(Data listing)
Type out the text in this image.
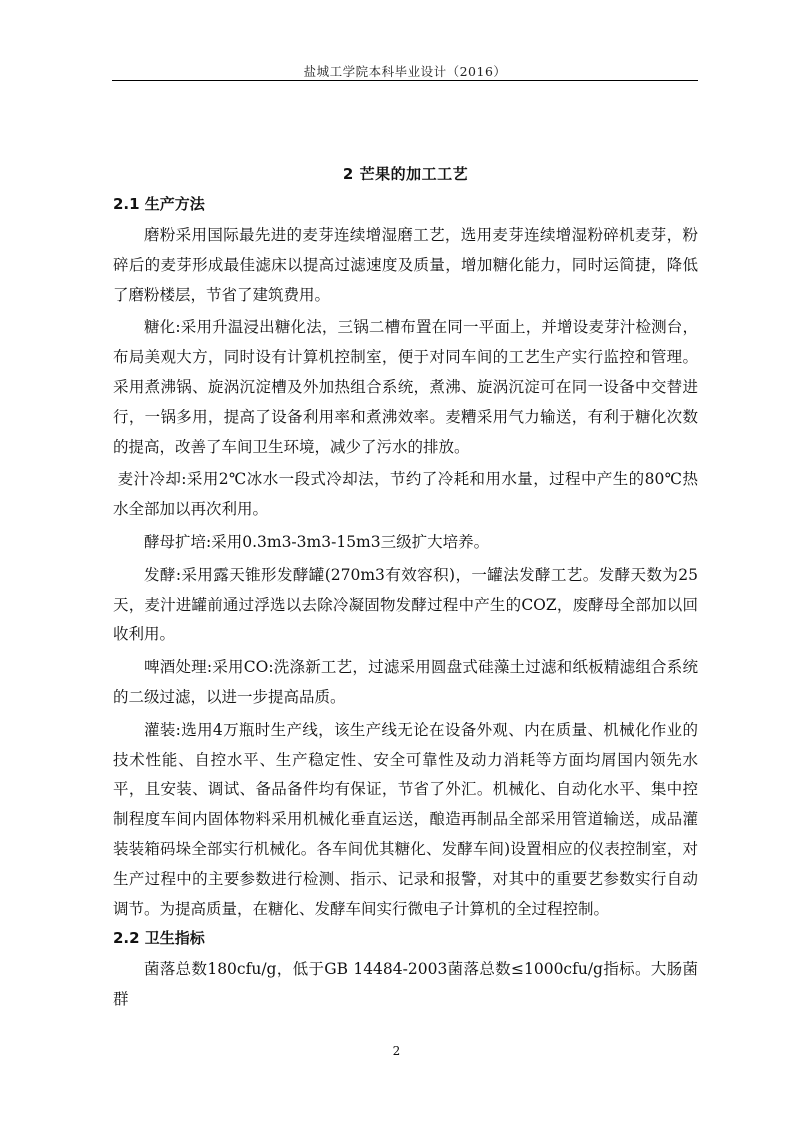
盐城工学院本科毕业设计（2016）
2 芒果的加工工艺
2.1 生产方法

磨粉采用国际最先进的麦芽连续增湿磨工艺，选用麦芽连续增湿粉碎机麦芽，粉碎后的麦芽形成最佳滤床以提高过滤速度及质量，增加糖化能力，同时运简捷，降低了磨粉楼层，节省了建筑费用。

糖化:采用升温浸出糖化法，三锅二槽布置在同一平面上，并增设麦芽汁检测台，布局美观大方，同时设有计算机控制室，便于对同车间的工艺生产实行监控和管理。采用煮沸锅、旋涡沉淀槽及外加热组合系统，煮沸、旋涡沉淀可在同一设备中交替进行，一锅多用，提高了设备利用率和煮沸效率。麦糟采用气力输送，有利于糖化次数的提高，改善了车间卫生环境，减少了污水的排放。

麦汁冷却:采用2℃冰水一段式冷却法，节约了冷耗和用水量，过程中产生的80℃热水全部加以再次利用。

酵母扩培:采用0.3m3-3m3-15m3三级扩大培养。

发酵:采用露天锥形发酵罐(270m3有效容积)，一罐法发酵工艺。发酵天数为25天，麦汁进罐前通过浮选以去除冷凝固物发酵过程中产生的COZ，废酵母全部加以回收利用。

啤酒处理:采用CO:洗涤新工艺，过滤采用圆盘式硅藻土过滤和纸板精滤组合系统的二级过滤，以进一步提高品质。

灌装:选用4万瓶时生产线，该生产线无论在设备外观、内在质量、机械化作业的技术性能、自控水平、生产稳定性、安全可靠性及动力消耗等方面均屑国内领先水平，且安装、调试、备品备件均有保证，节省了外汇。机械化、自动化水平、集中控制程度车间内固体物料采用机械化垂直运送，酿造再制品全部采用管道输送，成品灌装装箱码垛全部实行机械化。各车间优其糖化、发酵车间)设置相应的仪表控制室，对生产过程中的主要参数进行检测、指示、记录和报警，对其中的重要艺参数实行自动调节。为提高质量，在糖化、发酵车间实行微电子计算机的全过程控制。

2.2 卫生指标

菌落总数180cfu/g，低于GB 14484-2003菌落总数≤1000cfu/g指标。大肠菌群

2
--
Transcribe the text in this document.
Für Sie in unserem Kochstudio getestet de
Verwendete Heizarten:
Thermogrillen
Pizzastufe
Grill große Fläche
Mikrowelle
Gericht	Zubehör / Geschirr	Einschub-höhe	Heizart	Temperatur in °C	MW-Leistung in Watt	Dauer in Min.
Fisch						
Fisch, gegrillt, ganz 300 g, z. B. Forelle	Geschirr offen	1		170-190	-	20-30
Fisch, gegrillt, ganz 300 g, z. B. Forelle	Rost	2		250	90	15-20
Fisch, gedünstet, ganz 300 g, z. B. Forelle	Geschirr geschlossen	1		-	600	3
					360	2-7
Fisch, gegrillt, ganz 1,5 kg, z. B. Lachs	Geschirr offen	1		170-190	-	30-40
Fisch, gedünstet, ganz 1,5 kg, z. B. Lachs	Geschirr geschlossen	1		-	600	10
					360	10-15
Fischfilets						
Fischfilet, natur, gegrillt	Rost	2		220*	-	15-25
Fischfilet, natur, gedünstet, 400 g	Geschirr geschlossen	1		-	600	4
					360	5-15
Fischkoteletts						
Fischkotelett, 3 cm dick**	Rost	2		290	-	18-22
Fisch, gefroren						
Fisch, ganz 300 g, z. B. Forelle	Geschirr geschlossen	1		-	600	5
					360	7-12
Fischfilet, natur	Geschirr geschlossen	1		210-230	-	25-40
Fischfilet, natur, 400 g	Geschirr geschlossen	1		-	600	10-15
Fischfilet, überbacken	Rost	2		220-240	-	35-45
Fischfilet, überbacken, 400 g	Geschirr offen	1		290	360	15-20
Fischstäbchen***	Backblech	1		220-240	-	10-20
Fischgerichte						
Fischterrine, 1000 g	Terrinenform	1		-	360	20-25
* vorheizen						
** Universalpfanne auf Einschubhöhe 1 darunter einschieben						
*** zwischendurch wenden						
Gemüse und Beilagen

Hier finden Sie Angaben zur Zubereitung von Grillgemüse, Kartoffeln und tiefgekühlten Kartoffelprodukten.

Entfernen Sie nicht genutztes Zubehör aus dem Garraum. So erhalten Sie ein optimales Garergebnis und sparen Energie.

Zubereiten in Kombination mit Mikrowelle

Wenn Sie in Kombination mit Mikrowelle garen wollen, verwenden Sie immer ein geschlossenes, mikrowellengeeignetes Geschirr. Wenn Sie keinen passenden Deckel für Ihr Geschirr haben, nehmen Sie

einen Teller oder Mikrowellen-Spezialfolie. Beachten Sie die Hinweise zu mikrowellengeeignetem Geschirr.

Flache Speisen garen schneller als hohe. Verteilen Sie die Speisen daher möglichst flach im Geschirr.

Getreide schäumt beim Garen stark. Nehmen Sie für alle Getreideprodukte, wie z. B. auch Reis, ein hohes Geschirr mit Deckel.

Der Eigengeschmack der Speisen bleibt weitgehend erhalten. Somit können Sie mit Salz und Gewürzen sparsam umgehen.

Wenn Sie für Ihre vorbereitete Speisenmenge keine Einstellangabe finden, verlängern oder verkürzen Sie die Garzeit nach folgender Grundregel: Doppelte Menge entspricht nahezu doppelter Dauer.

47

(What the task requires)
Your answer should be one number: the count of lines in the data above that include the word "Dauer".

(Final result)
2